### Material shown
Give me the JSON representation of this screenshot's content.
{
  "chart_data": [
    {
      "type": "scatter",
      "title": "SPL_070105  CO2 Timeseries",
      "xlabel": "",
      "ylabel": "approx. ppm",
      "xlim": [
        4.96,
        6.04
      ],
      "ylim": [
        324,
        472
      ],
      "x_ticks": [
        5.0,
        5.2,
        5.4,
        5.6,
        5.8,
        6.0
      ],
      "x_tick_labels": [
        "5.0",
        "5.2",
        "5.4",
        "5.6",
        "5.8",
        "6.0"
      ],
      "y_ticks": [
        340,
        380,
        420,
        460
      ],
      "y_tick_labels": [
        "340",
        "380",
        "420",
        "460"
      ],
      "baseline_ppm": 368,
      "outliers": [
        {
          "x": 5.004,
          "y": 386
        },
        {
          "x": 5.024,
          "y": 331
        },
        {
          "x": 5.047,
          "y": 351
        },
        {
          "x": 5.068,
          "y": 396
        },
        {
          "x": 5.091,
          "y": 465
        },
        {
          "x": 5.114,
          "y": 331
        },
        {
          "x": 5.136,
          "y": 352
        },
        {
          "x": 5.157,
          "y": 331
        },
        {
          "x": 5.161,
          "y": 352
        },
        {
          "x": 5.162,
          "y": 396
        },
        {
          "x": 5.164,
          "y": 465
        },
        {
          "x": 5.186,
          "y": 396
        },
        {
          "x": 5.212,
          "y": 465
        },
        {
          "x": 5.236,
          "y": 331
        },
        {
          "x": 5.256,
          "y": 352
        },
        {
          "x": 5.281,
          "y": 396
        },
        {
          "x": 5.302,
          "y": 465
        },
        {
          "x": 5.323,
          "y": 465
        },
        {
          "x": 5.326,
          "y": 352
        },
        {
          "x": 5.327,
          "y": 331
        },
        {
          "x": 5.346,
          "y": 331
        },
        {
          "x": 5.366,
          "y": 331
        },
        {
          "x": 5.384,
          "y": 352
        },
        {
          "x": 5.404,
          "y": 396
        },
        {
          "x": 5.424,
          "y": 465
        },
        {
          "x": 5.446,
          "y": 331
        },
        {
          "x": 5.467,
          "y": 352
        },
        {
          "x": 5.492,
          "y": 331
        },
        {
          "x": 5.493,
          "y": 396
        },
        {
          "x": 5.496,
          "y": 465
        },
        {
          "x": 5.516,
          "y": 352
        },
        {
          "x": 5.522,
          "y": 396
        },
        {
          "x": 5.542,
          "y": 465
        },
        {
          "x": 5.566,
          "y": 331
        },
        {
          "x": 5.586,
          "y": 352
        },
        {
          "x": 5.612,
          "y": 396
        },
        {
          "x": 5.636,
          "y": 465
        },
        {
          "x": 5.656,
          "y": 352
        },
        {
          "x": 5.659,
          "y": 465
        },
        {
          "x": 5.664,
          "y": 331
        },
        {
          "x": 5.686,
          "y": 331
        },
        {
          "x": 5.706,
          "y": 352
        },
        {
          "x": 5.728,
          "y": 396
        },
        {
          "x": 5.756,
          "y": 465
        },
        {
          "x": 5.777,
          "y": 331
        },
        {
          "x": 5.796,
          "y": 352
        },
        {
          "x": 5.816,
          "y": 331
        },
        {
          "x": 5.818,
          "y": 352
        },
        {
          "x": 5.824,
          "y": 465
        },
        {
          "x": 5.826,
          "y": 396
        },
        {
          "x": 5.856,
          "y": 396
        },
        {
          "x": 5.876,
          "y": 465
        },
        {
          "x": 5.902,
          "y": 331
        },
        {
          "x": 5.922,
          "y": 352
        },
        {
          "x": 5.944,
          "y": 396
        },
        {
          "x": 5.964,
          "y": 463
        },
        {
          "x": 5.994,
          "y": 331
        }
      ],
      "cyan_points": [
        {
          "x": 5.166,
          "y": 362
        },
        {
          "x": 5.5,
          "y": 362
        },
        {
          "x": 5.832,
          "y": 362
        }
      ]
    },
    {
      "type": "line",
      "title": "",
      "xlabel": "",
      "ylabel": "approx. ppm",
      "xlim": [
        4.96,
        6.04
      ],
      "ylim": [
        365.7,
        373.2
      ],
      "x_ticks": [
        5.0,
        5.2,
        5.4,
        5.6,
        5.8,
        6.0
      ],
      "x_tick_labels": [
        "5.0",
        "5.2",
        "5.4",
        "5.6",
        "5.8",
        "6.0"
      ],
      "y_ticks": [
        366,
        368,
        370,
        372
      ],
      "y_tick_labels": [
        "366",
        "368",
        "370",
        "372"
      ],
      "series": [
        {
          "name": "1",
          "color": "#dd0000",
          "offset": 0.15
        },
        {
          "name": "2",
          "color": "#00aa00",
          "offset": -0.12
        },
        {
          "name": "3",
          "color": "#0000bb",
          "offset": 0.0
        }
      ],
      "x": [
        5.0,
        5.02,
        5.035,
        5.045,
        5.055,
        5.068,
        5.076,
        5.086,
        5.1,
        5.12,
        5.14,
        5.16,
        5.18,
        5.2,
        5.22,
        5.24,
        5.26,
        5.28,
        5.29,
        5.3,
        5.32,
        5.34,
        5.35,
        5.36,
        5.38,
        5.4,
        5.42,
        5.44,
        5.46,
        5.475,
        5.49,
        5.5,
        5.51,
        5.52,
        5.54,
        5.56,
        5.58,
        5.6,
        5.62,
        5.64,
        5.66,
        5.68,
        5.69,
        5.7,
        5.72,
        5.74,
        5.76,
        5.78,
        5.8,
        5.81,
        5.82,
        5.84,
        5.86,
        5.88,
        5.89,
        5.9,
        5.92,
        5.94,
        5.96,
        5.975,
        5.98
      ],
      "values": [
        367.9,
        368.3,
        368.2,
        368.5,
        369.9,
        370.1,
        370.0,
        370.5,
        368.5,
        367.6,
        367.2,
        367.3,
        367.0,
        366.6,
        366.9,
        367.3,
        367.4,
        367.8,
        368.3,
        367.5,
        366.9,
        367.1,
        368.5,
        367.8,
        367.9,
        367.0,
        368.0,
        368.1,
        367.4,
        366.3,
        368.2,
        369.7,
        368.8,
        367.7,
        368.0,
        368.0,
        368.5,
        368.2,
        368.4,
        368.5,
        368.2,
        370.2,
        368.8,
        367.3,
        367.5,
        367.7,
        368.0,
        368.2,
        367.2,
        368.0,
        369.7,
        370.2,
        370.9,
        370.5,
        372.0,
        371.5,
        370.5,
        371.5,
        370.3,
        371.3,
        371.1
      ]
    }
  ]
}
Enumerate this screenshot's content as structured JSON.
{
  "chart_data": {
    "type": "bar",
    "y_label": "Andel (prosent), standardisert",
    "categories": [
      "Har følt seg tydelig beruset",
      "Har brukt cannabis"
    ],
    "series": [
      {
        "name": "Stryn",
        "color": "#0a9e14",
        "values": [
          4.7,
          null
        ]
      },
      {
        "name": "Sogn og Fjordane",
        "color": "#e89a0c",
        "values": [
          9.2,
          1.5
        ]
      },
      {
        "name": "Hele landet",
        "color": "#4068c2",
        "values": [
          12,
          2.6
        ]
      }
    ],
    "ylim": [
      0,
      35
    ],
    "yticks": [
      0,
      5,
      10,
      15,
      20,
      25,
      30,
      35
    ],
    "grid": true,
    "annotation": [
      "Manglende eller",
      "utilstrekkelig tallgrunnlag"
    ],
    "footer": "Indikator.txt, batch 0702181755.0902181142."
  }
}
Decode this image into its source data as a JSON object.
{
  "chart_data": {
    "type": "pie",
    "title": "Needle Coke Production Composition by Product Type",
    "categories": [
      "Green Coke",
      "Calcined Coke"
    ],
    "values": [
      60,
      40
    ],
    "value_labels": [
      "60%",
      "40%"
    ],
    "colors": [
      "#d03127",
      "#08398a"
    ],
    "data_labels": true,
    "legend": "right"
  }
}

### Your goal
Make an exact copy of the listing, including every line.

### Written answer
Give me the JSON representation of this screenshot's content.
{
  "chart_data": [
    {
      "type": "scatter",
      "title": "SPL_070105  CO2 Timeseries",
      "xlabel": "",
      "ylabel": "approx. ppm",
      "xlim": [
        4.96,
        6.04
      ],
      "ylim": [
        324,
        472
      ],
      "x_ticks": [
        5.0,
        5.2,
        5.4,
        5.6,
        5.8,
        6.0
      ],
      "x_tick_labels": [
        "5.0",
        "5.2",
        "5.4",
        "5.6",
        "5.8",
        "6.0"
      ],
      "y_ticks": [
        340,
        380,
        420,
        460
      ],
      "y_tick_labels": [
        "340",
        "380",
        "420",
        "460"
      ],
      "baseline_ppm": 368,
      "outliers": [
        {
          "x": 5.004,
          "y": 386
        },
        {
          "x": 5.024,
          "y": 331
        },
        {
          "x": 5.047,
          "y": 351
        },
        {
          "x": 5.068,
          "y": 396
        },
        {
          "x": 5.091,
          "y": 465
        },
        {
          "x": 5.114,
          "y": 331
        },
        {
          "x": 5.136,
          "y": 352
        },
        {
          "x": 5.157,
          "y": 331
        },
        {
          "x": 5.161,
          "y": 352
        },
        {
          "x": 5.162,
          "y": 396
        },
        {
          "x": 5.164,
          "y": 465
        },
        {
          "x": 5.186,
          "y": 396
        },
        {
          "x": 5.212,
          "y": 465
        },
        {
          "x": 5.236,
          "y": 331
        },
        {
          "x": 5.256,
          "y": 352
        },
        {
          "x": 5.281,
          "y": 396
        },
        {
          "x": 5.302,
          "y": 465
        },
        {
          "x": 5.323,
          "y": 465
        },
        {
          "x": 5.326,
          "y": 352
        },
        {
          "x": 5.327,
          "y": 331
        },
        {
          "x": 5.346,
          "y": 331
        },
        {
          "x": 5.366,
          "y": 331
        },
        {
          "x": 5.384,
          "y": 352
        },
        {
          "x": 5.404,
          "y": 396
        },
        {
          "x": 5.424,
          "y": 465
        },
        {
          "x": 5.446,
          "y": 331
        },
        {
          "x": 5.467,
          "y": 352
        },
        {
          "x": 5.492,
          "y": 331
        },
        {
          "x": 5.493,
          "y": 396
        },
        {
          "x": 5.496,
          "y": 465
        },
        {
          "x": 5.516,
          "y": 352
        },
        {
          "x": 5.522,
          "y": 396
        },
        {
          "x": 5.542,
          "y": 465
        },
        {
          "x": 5.566,
          "y": 331
        },
        {
          "x": 5.586,
          "y": 352
        },
        {
          "x": 5.612,
          "y": 396
        },
        {
          "x": 5.636,
          "y": 465
        },
        {
          "x": 5.656,
          "y": 352
        },
        {
          "x": 5.659,
          "y": 465
        },
        {
          "x": 5.664,
          "y": 331
        },
        {
          "x": 5.686,
          "y": 331
        },
        {
          "x": 5.706,
          "y": 352
        },
        {
          "x": 5.728,
          "y": 396
        },
        {
          "x": 5.756,
          "y": 465
        },
        {
          "x": 5.777,
          "y": 331
        },
        {
          "x": 5.796,
          "y": 352
        },
        {
          "x": 5.816,
          "y": 331
        },
        {
          "x": 5.818,
          "y": 352
        },
        {
          "x": 5.824,
          "y": 465
        },
        {
          "x": 5.826,
          "y": 396
        },
        {
          "x": 5.856,
          "y": 396
        },
        {
          "x": 5.876,
          "y": 465
        },
        {
          "x": 5.902,
          "y": 331
        },
        {
          "x": 5.922,
          "y": 352
        },
        {
          "x": 5.944,
          "y": 396
        },
        {
          "x": 5.964,
          "y": 463
        },
        {
          "x": 5.994,
          "y": 331
        }
      ],
      "cyan_points": [
        {
          "x": 5.166,
          "y": 362
        },
        {
          "x": 5.5,
          "y": 362
        },
        {
          "x": 5.832,
          "y": 362
        }
      ]
    },
    {
      "type": "line",
      "title": "",
      "xlabel": "",
      "ylabel": "approx. ppm",
      "xlim": [
        4.96,
        6.04
      ],
      "ylim": [
        365.7,
        373.2
      ],
      "x_ticks": [
        5.0,
        5.2,
        5.4,
        5.6,
        5.8,
        6.0
      ],
      "x_tick_labels": [
        "5.0",
        "5.2",
        "5.4",
        "5.6",
        "5.8",
        "6.0"
      ],
      "y_ticks": [
        366,
        368,
        370,
        372
      ],
      "y_tick_labels": [
        "366",
        "368",
        "370",
        "372"
      ],
      "series": [
        {
          "name": "1",
          "color": "#dd0000",
          "offset": 0.15
        },
        {
          "name": "2",
          "color": "#00aa00",
          "offset": -0.12
        },
        {
          "name": "3",
          "color": "#0000bb",
          "offset": 0.0
        }
      ],
      "x": [
        5.0,
        5.02,
        5.035,
        5.045,
        5.055,
        5.068,
        5.076,
        5.086,
        5.1,
        5.12,
        5.14,
        5.16,
        5.18,
        5.2,
        5.22,
        5.24,
        5.26,
        5.28,
        5.29,
        5.3,
        5.32,
        5.34,
        5.35,
        5.36,
        5.38,
        5.4,
        5.42,
        5.44,
        5.46,
        5.475,
        5.49,
        5.5,
        5.51,
        5.52,
        5.54,
        5.56,
        5.58,
        5.6,
        5.62,
        5.64,
        5.66,
        5.68,
        5.69,
        5.7,
        5.72,
        5.74,
        5.76,
        5.78,
        5.8,
        5.81,
        5.82,
        5.84,
        5.86,
        5.88,
        5.89,
        5.9,
        5.92,
        5.94,
        5.96,
        5.975,
        5.98
      ],
      "values": [
        367.9,
        368.3,
        368.2,
        368.5,
        369.9,
        370.1,
        370.0,
        370.5,
        368.5,
        367.6,
        367.2,
        367.3,
        367.0,
        366.6,
        366.9,
        367.3,
        367.4,
        367.8,
        368.3,
        367.5,
        366.9,
        367.1,
        368.5,
        367.8,
        367.9,
        367.0,
        368.0,
        368.1,
        367.4,
        366.3,
        368.2,
        369.7,
        368.8,
        367.7,
        368.0,
        368.0,
        368.5,
        368.2,
        368.4,
        368.5,
        368.2,
        370.2,
        368.8,
        367.3,
        367.5,
        367.7,
        368.0,
        368.2,
        367.2,
        368.0,
        369.7,
        370.2,
        370.9,
        370.5,
        372.0,
        371.5,
        370.5,
        371.5,
        370.3,
        371.3,
        371.1
      ]
    }
  ]
}
Enumerate this screenshot's content as structured JSON.
{
  "chart_data": {
    "type": "bar",
    "y_label": "Andel (prosent), standardisert",
    "categories": [
      "Har følt seg tydelig beruset",
      "Har brukt cannabis"
    ],
    "series": [
      {
        "name": "Stryn",
        "color": "#0a9e14",
        "values": [
          4.7,
          null
        ]
      },
      {
        "name": "Sogn og Fjordane",
        "color": "#e89a0c",
        "values": [
          9.2,
          1.5
        ]
      },
      {
        "name": "Hele landet",
        "color": "#4068c2",
        "values": [
          12,
          2.6
        ]
      }
    ],
    "ylim": [
      0,
      35
    ],
    "yticks": [
      0,
      5,
      10,
      15,
      20,
      25,
      30,
      35
    ],
    "grid": true,
    "annotation": [
      "Manglende eller",
      "utilstrekkelig tallgrunnlag"
    ],
    "footer": "Indikator.txt, batch 0702181755.0902181142."
  }
}
Decode this image into its source data as a JSON object.
{
  "chart_data": {
    "type": "pie",
    "title": "Needle Coke Production Composition by Product Type",
    "categories": [
      "Green Coke",
      "Calcined Coke"
    ],
    "values": [
      60,
      40
    ],
    "value_labels": [
      "60%",
      "40%"
    ],
    "colors": [
      "#d03127",
      "#08398a"
    ],
    "data_labels": true,
    "legend": "right"
  }
}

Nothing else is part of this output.